● The request
Show, in full, each line of the data that contains "image".
### Provided records ###
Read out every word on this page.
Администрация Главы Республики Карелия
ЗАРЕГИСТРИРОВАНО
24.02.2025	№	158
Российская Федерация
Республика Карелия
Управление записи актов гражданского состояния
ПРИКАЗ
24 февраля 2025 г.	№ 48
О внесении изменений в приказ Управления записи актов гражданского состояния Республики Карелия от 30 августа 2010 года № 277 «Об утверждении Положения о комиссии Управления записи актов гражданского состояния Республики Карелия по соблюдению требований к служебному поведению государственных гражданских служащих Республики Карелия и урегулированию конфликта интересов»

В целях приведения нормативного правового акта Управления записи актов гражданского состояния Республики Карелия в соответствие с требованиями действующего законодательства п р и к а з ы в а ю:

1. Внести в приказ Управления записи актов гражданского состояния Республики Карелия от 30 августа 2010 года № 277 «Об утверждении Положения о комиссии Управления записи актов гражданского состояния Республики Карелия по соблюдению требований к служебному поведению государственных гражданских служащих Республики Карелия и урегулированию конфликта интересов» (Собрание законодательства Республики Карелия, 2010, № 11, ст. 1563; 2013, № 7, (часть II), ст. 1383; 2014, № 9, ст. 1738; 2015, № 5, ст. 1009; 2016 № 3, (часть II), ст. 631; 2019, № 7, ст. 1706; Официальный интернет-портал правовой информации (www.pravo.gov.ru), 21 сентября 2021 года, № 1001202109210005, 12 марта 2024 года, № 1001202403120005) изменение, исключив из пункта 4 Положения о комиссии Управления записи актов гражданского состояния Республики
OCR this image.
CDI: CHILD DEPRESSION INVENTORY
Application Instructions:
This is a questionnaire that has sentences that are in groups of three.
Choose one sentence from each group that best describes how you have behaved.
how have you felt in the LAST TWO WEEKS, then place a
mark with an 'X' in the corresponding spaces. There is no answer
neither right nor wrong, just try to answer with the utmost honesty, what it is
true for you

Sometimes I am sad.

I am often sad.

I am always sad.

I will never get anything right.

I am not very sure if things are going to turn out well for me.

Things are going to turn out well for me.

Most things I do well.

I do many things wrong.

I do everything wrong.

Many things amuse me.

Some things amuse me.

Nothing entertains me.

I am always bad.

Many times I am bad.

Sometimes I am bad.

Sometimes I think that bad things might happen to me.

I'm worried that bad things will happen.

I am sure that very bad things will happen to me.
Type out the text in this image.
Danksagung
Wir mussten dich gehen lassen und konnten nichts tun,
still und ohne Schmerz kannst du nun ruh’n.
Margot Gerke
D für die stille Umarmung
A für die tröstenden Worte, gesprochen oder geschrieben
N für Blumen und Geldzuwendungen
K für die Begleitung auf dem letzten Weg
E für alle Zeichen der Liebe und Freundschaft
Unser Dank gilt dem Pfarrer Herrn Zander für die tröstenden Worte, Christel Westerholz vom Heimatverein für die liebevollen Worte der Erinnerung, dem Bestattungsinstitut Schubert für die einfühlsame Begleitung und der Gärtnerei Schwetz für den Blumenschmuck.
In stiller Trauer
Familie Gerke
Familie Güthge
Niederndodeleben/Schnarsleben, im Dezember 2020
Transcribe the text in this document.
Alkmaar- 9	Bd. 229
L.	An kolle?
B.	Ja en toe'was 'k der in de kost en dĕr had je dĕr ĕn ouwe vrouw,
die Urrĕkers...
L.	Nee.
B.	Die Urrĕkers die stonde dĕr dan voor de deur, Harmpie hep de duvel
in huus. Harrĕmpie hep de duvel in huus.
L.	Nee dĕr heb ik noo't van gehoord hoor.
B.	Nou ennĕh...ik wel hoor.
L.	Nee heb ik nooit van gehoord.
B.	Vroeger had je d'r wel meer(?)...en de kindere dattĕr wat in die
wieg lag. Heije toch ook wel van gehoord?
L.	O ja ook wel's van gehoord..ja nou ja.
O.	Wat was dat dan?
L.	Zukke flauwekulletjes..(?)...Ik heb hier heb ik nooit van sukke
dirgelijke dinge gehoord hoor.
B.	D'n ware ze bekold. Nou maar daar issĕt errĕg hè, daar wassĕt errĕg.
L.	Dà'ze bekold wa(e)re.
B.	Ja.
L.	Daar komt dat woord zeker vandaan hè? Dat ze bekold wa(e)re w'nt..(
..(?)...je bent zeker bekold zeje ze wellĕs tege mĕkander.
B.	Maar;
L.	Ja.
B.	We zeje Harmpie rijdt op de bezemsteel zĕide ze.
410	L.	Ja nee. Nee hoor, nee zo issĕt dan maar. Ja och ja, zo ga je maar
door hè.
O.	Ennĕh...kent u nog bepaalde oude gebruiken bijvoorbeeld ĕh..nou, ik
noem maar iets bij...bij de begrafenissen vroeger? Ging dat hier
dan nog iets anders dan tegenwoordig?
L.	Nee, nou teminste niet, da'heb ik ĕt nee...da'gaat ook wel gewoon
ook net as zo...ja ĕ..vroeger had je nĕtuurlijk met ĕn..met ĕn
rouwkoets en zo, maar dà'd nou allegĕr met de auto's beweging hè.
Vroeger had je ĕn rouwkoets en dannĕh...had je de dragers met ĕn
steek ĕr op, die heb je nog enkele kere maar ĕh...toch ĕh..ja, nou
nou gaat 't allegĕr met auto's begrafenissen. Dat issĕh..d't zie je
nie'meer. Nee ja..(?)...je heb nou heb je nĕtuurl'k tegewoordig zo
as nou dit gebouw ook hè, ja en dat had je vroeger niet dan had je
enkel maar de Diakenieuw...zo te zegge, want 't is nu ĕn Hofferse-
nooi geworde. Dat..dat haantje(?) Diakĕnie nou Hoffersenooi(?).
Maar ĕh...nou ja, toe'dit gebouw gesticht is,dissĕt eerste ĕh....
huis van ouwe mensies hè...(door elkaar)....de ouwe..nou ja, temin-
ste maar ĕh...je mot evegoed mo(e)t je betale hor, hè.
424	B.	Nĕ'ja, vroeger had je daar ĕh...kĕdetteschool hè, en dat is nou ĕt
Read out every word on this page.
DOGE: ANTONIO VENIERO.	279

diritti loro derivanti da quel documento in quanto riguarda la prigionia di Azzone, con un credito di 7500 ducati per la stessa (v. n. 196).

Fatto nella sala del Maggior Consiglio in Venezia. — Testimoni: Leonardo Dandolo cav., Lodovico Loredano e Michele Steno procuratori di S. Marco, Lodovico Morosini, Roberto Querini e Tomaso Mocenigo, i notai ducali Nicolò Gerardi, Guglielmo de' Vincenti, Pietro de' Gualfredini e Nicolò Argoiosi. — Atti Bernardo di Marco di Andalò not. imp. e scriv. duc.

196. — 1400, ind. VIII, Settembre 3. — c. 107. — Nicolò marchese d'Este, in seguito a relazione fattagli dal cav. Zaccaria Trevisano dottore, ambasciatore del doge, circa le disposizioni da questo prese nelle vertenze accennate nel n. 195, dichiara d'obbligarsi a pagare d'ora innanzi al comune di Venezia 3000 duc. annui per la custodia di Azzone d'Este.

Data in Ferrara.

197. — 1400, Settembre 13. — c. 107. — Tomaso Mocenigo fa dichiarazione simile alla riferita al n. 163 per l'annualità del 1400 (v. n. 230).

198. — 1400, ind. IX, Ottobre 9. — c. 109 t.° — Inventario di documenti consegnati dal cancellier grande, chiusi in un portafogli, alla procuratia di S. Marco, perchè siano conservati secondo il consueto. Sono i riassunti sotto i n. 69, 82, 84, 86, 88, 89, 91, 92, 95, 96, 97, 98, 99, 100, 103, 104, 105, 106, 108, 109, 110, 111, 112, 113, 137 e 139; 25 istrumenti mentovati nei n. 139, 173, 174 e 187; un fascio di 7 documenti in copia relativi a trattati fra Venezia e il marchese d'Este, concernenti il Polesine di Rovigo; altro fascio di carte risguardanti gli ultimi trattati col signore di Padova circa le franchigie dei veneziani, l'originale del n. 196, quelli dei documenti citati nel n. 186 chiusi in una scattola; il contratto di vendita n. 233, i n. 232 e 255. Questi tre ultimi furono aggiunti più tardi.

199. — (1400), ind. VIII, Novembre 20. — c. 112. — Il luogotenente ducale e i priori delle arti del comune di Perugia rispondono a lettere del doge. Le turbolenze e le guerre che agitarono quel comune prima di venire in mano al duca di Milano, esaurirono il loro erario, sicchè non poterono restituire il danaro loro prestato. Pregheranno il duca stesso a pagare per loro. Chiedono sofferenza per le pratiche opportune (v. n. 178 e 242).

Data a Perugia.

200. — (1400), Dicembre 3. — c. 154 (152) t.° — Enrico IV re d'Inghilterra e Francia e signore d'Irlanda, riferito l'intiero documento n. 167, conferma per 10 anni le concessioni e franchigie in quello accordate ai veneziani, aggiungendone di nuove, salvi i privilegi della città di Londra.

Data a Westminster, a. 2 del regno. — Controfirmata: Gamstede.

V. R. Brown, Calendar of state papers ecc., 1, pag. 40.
###
● Correct answer
OCR this image.
Type out the text in this image.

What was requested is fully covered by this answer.